TASK GOAL -> Would you retype all of these records exactly?

╭─ DATA FOR THIS TASK

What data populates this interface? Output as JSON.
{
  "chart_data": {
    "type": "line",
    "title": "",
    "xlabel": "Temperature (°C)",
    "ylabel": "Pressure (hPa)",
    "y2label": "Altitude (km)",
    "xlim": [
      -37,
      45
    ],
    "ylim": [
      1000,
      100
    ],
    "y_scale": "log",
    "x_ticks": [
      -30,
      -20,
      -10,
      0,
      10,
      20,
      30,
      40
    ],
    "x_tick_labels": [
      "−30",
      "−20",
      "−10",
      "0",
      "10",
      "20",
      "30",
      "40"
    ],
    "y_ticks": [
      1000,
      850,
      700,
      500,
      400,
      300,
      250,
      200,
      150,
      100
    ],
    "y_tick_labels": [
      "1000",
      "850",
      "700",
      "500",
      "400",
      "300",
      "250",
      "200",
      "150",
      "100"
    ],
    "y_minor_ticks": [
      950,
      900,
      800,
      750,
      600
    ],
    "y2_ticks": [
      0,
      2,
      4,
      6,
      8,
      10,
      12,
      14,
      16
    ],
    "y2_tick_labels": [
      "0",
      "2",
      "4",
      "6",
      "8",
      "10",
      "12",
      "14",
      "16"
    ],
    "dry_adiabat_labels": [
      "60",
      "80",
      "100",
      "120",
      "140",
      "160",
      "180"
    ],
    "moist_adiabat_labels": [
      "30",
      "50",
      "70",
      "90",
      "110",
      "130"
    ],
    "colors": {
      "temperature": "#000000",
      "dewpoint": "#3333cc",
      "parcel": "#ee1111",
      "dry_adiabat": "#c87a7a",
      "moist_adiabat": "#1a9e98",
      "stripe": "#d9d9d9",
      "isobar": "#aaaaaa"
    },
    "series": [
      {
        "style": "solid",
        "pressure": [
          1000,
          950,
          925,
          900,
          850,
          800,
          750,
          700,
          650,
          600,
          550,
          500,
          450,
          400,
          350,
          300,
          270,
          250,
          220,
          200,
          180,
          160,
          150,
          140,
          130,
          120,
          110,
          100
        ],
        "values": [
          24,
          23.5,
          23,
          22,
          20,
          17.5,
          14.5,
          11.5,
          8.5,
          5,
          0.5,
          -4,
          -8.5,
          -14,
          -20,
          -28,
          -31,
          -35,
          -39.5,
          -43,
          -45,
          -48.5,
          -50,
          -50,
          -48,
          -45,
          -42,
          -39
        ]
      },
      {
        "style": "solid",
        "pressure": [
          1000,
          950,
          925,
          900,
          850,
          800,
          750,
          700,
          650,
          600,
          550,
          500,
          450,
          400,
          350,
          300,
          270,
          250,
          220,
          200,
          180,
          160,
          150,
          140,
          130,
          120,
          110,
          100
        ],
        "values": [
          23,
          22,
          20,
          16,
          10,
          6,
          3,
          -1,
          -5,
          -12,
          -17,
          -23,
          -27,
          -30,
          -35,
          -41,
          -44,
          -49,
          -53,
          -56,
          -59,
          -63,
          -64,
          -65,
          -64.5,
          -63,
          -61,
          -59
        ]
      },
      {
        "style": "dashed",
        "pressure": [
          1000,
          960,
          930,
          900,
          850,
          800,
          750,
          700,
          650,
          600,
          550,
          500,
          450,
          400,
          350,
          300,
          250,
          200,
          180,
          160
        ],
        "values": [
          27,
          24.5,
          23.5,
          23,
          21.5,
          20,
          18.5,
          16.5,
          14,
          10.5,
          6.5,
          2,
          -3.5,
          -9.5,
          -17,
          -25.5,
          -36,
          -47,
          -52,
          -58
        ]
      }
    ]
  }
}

╰─

ANSWER BELOW ->
What data populates this interface? Output as JSON.
{
  "chart_data": {
    "type": "line",
    "title": "",
    "xlabel": "Temperature (°C)",
    "ylabel": "Pressure (hPa)",
    "y2label": "Altitude (km)",
    "xlim": [
      -37,
      45
    ],
    "ylim": [
      1000,
      100
    ],
    "y_scale": "log",
    "x_ticks": [
      -30,
      -20,
      -10,
      0,
      10,
      20,
      30,
      40
    ],
    "x_tick_labels": [
      "−30",
      "−20",
      "−10",
      "0",
      "10",
      "20",
      "30",
      "40"
    ],
    "y_ticks": [
      1000,
      850,
      700,
      500,
      400,
      300,
      250,
      200,
      150,
      100
    ],
    "y_tick_labels": [
      "1000",
      "850",
      "700",
      "500",
      "400",
      "300",
      "250",
      "200",
      "150",
      "100"
    ],
    "y_minor_ticks": [
      950,
      900,
      800,
      750,
      600
    ],
    "y2_ticks": [
      0,
      2,
      4,
      6,
      8,
      10,
      12,
      14,
      16
    ],
    "y2_tick_labels": [
      "0",
      "2",
      "4",
      "6",
      "8",
      "10",
      "12",
      "14",
      "16"
    ],
    "dry_adiabat_labels": [
      "60",
      "80",
      "100",
      "120",
      "140",
      "160",
      "180"
    ],
    "moist_adiabat_labels": [
      "30",
      "50",
      "70",
      "90",
      "110",
      "130"
    ],
    "colors": {
      "temperature": "#000000",
      "dewpoint": "#3333cc",
      "parcel": "#ee1111",
      "dry_adiabat": "#c87a7a",
      "moist_adiabat": "#1a9e98",
      "stripe": "#d9d9d9",
      "isobar": "#aaaaaa"
    },
    "series": [
      {
        "style": "solid",
        "pressure": [
          1000,
          950,
          925,
          900,
          850,
          800,
          750,
          700,
          650,
          600,
          550,
          500,
          450,
          400,
          350,
          300,
          270,
          250,
          220,
          200,
          180,
          160,
          150,
          140,
          130,
          120,
          110,
          100
        ],
        "values": [
          24,
          23.5,
          23,
          22,
          20,
          17.5,
          14.5,
          11.5,
          8.5,
          5,
          0.5,
          -4,
          -8.5,
          -14,
          -20,
          -28,
          -31,
          -35,
          -39.5,
          -43,
          -45,
          -48.5,
          -50,
          -50,
          -48,
          -45,
          -42,
          -39
        ]
      },
      {
        "style": "solid",
        "pressure": [
          1000,
          950,
          925,
          900,
          850,
          800,
          750,
          700,
          650,
          600,
          550,
          500,
          450,
          400,
          350,
          300,
          270,
          250,
          220,
          200,
          180,
          160,
          150,
          140,
          130,
          120,
          110,
          100
        ],
        "values": [
          23,
          22,
          20,
          16,
          10,
          6,
          3,
          -1,
          -5,
          -12,
          -17,
          -23,
          -27,
          -30,
          -35,
          -41,
          -44,
          -49,
          -53,
          -56,
          -59,
          -63,
          -64,
          -65,
          -64.5,
          -63,
          -61,
          -59
        ]
      },
      {
        "style": "dashed",
        "pressure": [
          1000,
          960,
          930,
          900,
          850,
          800,
          750,
          700,
          650,
          600,
          550,
          500,
          450,
          400,
          350,
          300,
          250,
          200,
          180,
          160
        ],
        "values": [
          27,
          24.5,
          23.5,
          23,
          21.5,
          20,
          18.5,
          16.5,
          14,
          10.5,
          6.5,
          2,
          -3.5,
          -9.5,
          -17,
          -25.5,
          -36,
          -47,
          -52,
          -58
        ]
      }
    ]
  }
}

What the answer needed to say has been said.